Direction - Leave out every picture, then transcribe the rest of the listing exactly.

— Begin Information supplied —

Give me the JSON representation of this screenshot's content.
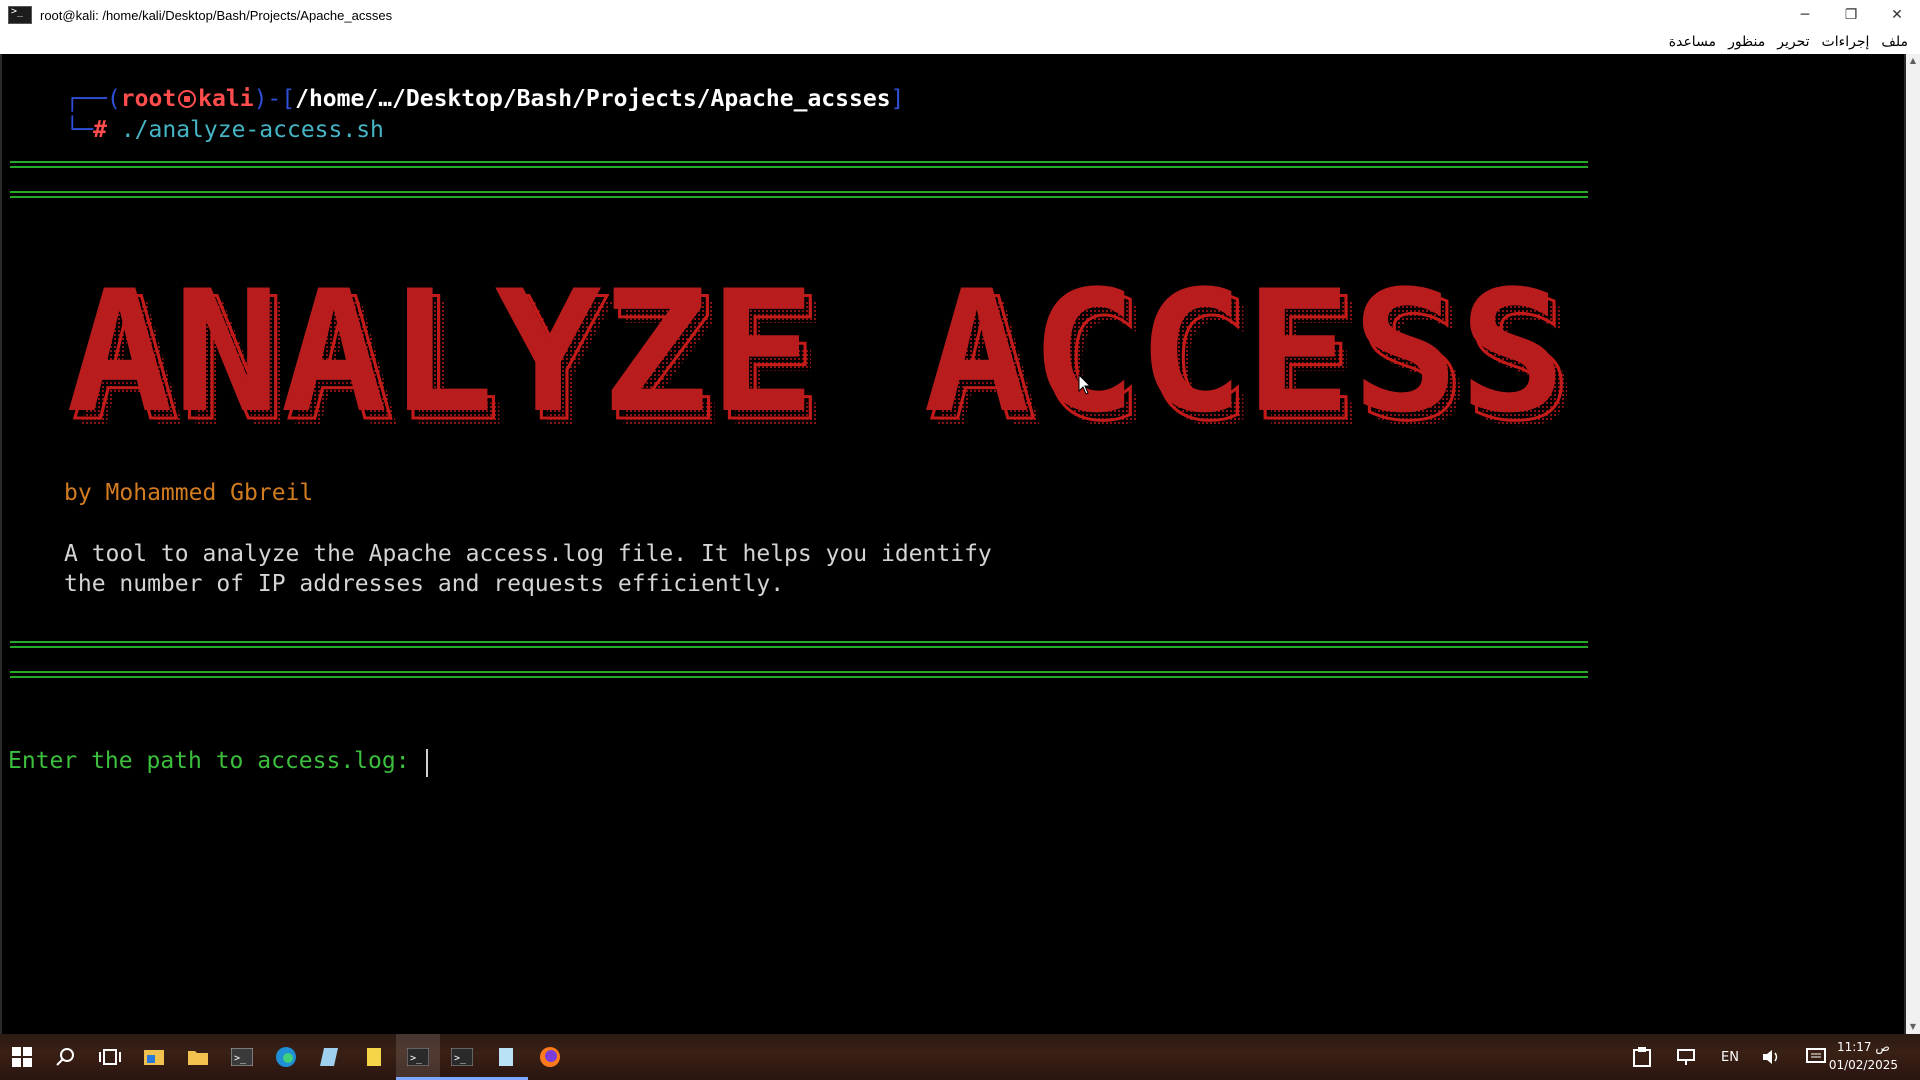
{
  "window": {
    "title": "root@kali: /home/kali/Desktop/Bash/Projects/Apache_acsses",
    "controls": {
      "minimize": "─",
      "restore": "❐",
      "close": "✕"
    }
  },
  "menubar": {
    "items": [
      "ملف",
      "إجراءات",
      "تحرير",
      "منظور",
      "مساعدة"
    ]
  },
  "terminal": {
    "prompt": {
      "open_bracket": "┌──(",
      "user": "root",
      "host": "kali",
      "mid": ")-[",
      "path": "/home/…/Desktop/Bash/Projects/Apache_acsses",
      "close": "]",
      "line2_prefix": "└─",
      "hash": "#",
      "command": "./analyze-access.sh"
    },
    "banner": {
      "text": "ANALYZE ACCESS",
      "color": "#c31a1a"
    },
    "author": "by Mohammed Gbreil",
    "description_line1": "A tool to analyze the Apache access.log file. It helps you identify",
    "description_line2": "the number of IP addresses and requests efficiently.",
    "input_prompt": "Enter the path to access.log: "
  },
  "taskbar": {
    "icons": [
      "windows-start-icon",
      "search-icon",
      "task-view-icon",
      "file-explorer-icon",
      "folder-icon",
      "terminal-icon",
      "edge-icon",
      "notepad-icon",
      "sticky-notes-icon",
      "kali-terminal-icon",
      "terminal-icon",
      "notepad-icon",
      "firefox-icon"
    ],
    "language": "EN",
    "time": "11:17 ص",
    "date": "01/02/2025"
  },
  "colors": {
    "prompt_blue": "#2f4fd6",
    "prompt_red": "#ff4d4d",
    "command_cyan": "#45b5c6",
    "author_orange": "#d27c22",
    "rule_green": "#28a828",
    "input_green": "#3cbf3c"
  }
}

— End Information supplied —

Full output -
Give me the JSON representation of this screenshot's content.
{
  "window": {
    "title": "root@kali: /home/kali/Desktop/Bash/Projects/Apache_acsses",
    "controls": {
      "minimize": "─",
      "restore": "❐",
      "close": "✕"
    }
  },
  "menubar": {
    "items": [
      "ملف",
      "إجراءات",
      "تحرير",
      "منظور",
      "مساعدة"
    ]
  },
  "terminal": {
    "prompt": {
      "open_bracket": "┌──(",
      "user": "root",
      "host": "kali",
      "mid": ")-[",
      "path": "/home/…/Desktop/Bash/Projects/Apache_acsses",
      "close": "]",
      "line2_prefix": "└─",
      "hash": "#",
      "command": "./analyze-access.sh"
    },
    "banner": {
      "text": "ANALYZE ACCESS",
      "color": "#c31a1a"
    },
    "author": "by Mohammed Gbreil",
    "description_line1": "A tool to analyze the Apache access.log file. It helps you identify",
    "description_line2": "the number of IP addresses and requests efficiently.",
    "input_prompt": "Enter the path to access.log: "
  },
  "taskbar": {
    "icons": [
      "windows-start-icon",
      "search-icon",
      "task-view-icon",
      "file-explorer-icon",
      "folder-icon",
      "terminal-icon",
      "edge-icon",
      "notepad-icon",
      "sticky-notes-icon",
      "kali-terminal-icon",
      "terminal-icon",
      "notepad-icon",
      "firefox-icon"
    ],
    "language": "EN",
    "time": "11:17 ص",
    "date": "01/02/2025"
  },
  "colors": {
    "prompt_blue": "#2f4fd6",
    "prompt_red": "#ff4d4d",
    "command_cyan": "#45b5c6",
    "author_orange": "#d27c22",
    "rule_green": "#28a828",
    "input_green": "#3cbf3c"
  }
}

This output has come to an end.